Instructions to follow | Write the data out again, character for character, with no images.

(Dataset rows about figures)
**********

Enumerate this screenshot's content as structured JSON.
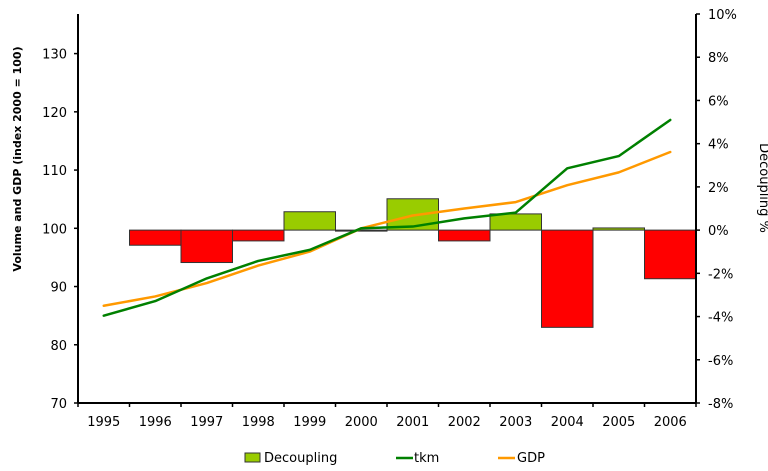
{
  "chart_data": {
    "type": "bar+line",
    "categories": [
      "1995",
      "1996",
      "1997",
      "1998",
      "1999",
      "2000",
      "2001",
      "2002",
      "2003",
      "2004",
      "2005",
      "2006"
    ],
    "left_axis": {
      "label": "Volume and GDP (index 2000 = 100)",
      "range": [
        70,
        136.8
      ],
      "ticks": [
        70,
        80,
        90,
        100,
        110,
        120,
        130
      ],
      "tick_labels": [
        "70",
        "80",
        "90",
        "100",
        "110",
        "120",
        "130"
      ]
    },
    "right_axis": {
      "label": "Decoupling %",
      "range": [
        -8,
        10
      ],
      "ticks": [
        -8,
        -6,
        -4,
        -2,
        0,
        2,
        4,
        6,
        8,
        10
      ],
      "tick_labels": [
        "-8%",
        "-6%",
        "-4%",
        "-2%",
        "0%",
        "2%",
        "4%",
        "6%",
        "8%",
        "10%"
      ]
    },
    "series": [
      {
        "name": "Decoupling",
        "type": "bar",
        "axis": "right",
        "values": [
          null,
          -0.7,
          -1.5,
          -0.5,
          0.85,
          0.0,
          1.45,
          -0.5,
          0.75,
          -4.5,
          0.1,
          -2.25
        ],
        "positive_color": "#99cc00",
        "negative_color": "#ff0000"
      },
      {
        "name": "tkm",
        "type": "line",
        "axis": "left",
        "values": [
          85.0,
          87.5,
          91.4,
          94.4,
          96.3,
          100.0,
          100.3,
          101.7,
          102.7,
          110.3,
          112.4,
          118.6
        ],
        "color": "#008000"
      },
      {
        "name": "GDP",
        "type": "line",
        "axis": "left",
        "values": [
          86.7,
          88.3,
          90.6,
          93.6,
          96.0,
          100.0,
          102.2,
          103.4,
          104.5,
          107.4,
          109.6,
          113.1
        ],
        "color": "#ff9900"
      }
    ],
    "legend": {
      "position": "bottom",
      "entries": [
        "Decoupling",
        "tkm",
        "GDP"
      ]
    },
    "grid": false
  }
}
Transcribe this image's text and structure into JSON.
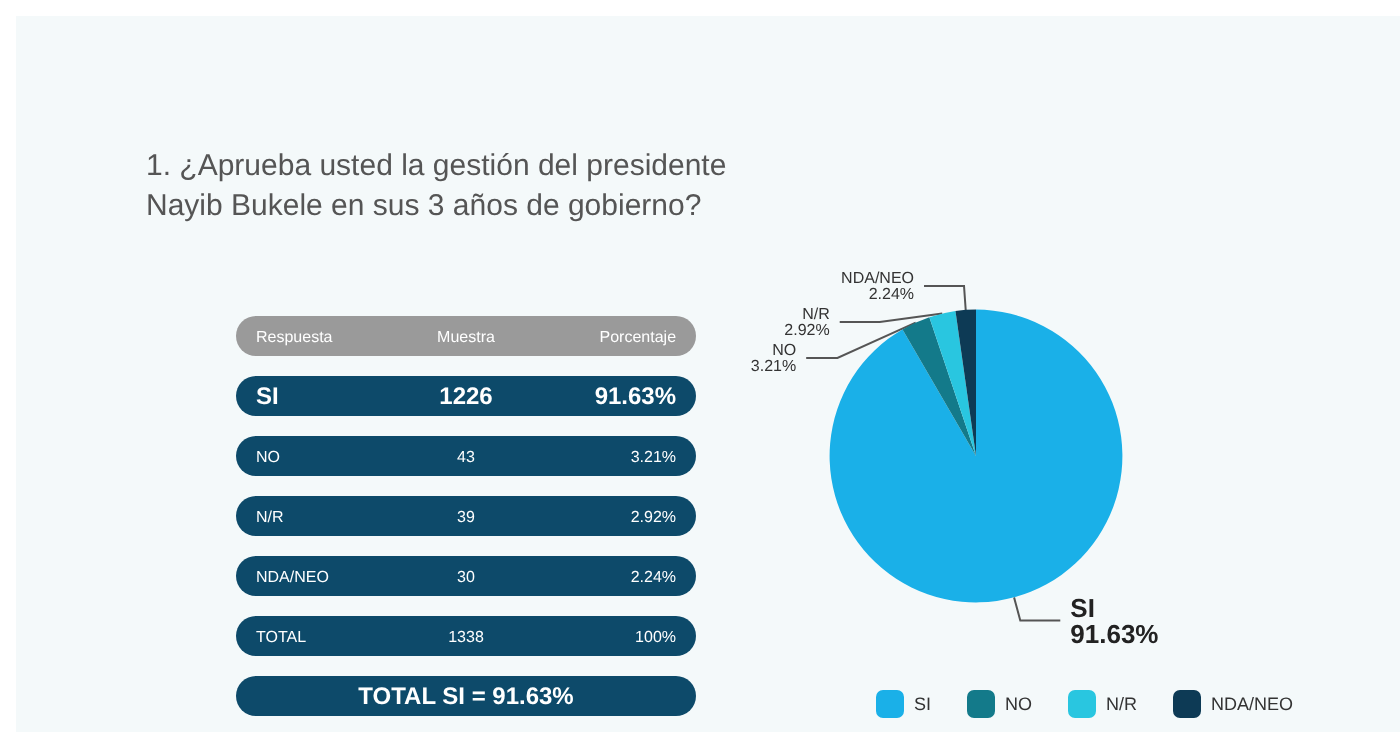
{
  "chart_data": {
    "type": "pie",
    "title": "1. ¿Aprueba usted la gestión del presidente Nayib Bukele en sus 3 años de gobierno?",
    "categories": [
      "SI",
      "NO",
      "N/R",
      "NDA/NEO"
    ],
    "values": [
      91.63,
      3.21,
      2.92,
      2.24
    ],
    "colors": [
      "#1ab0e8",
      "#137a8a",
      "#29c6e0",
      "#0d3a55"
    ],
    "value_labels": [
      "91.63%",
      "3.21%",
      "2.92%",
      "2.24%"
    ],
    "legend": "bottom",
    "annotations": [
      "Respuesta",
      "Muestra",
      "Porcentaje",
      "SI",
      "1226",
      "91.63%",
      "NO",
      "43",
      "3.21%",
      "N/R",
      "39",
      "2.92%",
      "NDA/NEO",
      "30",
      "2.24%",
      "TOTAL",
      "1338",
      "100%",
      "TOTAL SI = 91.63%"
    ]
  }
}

**********

Task solution |
Enumerate this screenshot's content as structured JSON.
{
  "chart_data": {
    "type": "bar+line",
    "categories": [
      "1995",
      "1996",
      "1997",
      "1998",
      "1999",
      "2000",
      "2001",
      "2002",
      "2003",
      "2004",
      "2005",
      "2006"
    ],
    "left_axis": {
      "label": "Volume and GDP (index 2000 = 100)",
      "range": [
        70,
        136.8
      ],
      "ticks": [
        70,
        80,
        90,
        100,
        110,
        120,
        130
      ],
      "tick_labels": [
        "70",
        "80",
        "90",
        "100",
        "110",
        "120",
        "130"
      ]
    },
    "right_axis": {
      "label": "Decoupling %",
      "range": [
        -8,
        10
      ],
      "ticks": [
        -8,
        -6,
        -4,
        -2,
        0,
        2,
        4,
        6,
        8,
        10
      ],
      "tick_labels": [
        "-8%",
        "-6%",
        "-4%",
        "-2%",
        "0%",
        "2%",
        "4%",
        "6%",
        "8%",
        "10%"
      ]
    },
    "series": [
      {
        "name": "Decoupling",
        "type": "bar",
        "axis": "right",
        "values": [
          null,
          -0.7,
          -1.5,
          -0.5,
          0.85,
          0.0,
          1.45,
          -0.5,
          0.75,
          -4.5,
          0.1,
          -2.25
        ],
        "positive_color": "#99cc00",
        "negative_color": "#ff0000"
      },
      {
        "name": "tkm",
        "type": "line",
        "axis": "left",
        "values": [
          85.0,
          87.5,
          91.4,
          94.4,
          96.3,
          100.0,
          100.3,
          101.7,
          102.7,
          110.3,
          112.4,
          118.6
        ],
        "color": "#008000"
      },
      {
        "name": "GDP",
        "type": "line",
        "axis": "left",
        "values": [
          86.7,
          88.3,
          90.6,
          93.6,
          96.0,
          100.0,
          102.2,
          103.4,
          104.5,
          107.4,
          109.6,
          113.1
        ],
        "color": "#ff9900"
      }
    ],
    "legend": {
      "position": "bottom",
      "entries": [
        "Decoupling",
        "tkm",
        "GDP"
      ]
    },
    "grid": false
  }
}
Transcribe this image's text and structure into JSON.
{
  "chart_data": {
    "type": "pie",
    "title": "1. ¿Aprueba usted la gestión del presidente Nayib Bukele en sus 3 años de gobierno?",
    "categories": [
      "SI",
      "NO",
      "N/R",
      "NDA/NEO"
    ],
    "values": [
      91.63,
      3.21,
      2.92,
      2.24
    ],
    "colors": [
      "#1ab0e8",
      "#137a8a",
      "#29c6e0",
      "#0d3a55"
    ],
    "value_labels": [
      "91.63%",
      "3.21%",
      "2.92%",
      "2.24%"
    ],
    "legend": "bottom",
    "annotations": [
      "Respuesta",
      "Muestra",
      "Porcentaje",
      "SI",
      "1226",
      "91.63%",
      "NO",
      "43",
      "3.21%",
      "N/R",
      "39",
      "2.92%",
      "NDA/NEO",
      "30",
      "2.24%",
      "TOTAL",
      "1338",
      "100%",
      "TOTAL SI = 91.63%"
    ]
  }
}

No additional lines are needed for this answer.